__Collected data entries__
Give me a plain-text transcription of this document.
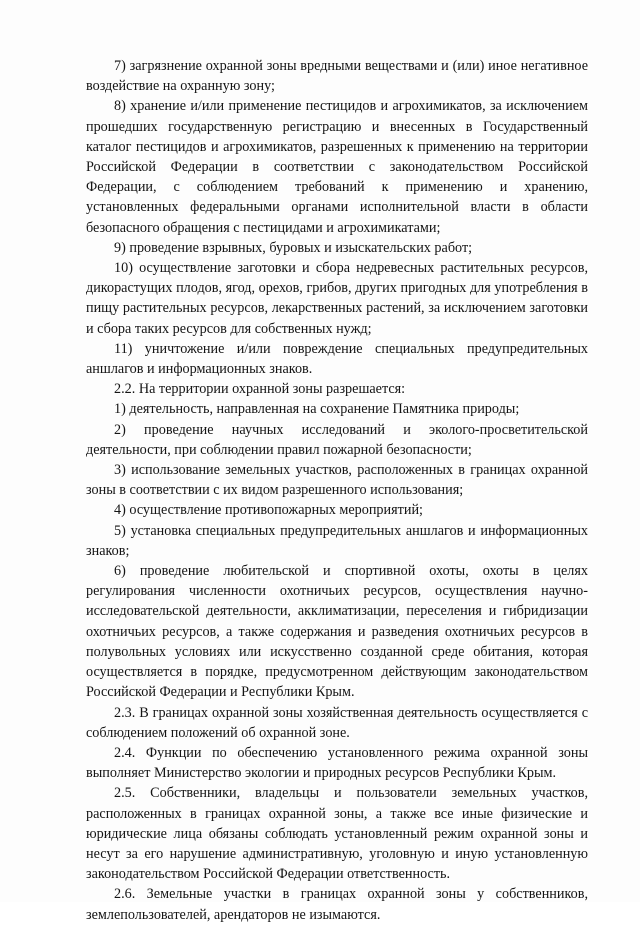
7) загрязнение охранной зоны вредными веществами и (или) иное негативное воздействие на охранную зону;

8) хранение и/или применение пестицидов и агрохимикатов, за исключением прошедших государственную регистрацию и внесенных в Государственный каталог пестицидов и агрохимикатов, разрешенных к применению на территории Российской Федерации в соответствии с законодательством Российской Федерации, с соблюдением требований к применению и хранению, установленных федеральными органами исполнительной власти в области безопасного обращения с пестицидами и агрохимикатами;

9) проведение взрывных, буровых и изыскательских работ;

10) осуществление заготовки и сбора недревесных растительных ресурсов, дикорастущих плодов, ягод, орехов, грибов, других пригодных для употребления в пищу растительных ресурсов, лекарственных растений, за исключением заготовки и сбора таких ресурсов для собственных нужд;

11) уничтожение и/или повреждение специальных предупредительных аншлагов и информационных знаков.

2.2. На территории охранной зоны разрешается:

1) деятельность, направленная на сохранение Памятника природы;

2) проведение научных исследований и эколого-просветительской деятельности, при соблюдении правил пожарной безопасности;

3) использование земельных участков, расположенных в границах охранной зоны в соответствии с их видом разрешенного использования;

4) осуществление противопожарных мероприятий;

5) установка специальных предупредительных аншлагов и информационных знаков;

6) проведение любительской и спортивной охоты, охоты в целях регулирования численности охотничьих ресурсов, осуществления научно-исследовательской деятельности, акклиматизации, переселения и гибридизации охотничьих ресурсов, а также содержания и разведения охотничьих ресурсов в полувольных условиях или искусственно созданной среде обитания, которая осуществляется в порядке, предусмотренном действующим законодательством Российской Федерации и Республики Крым.

2.3. В границах охранной зоны хозяйственная деятельность осуществляется с соблюдением положений об охранной зоне.

2.4. Функции по обеспечению установленного режима охранной зоны выполняет Министерство экологии и природных ресурсов Республики Крым.

2.5. Собственники, владельцы и пользователи земельных участков, расположенных в границах охранной зоны, а также все иные физические и юридические лица обязаны соблюдать установленный режим охранной зоны и несут за его нарушение административную, уголовную и иную установленную законодательством Российской Федерации ответственность.

2.6. Земельные участки в границах охранной зоны у собственников, землепользователей, арендаторов не изымаются.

__REQUEST__
Select every line above that contains the word "предупредительных", and copy it.

__TASK OUTPUT__
11) уничтожение и/или повреждение специальных предупредительных аншлагов и информационных знаков.
5) установка специальных предупредительных аншлагов и информационных знаков;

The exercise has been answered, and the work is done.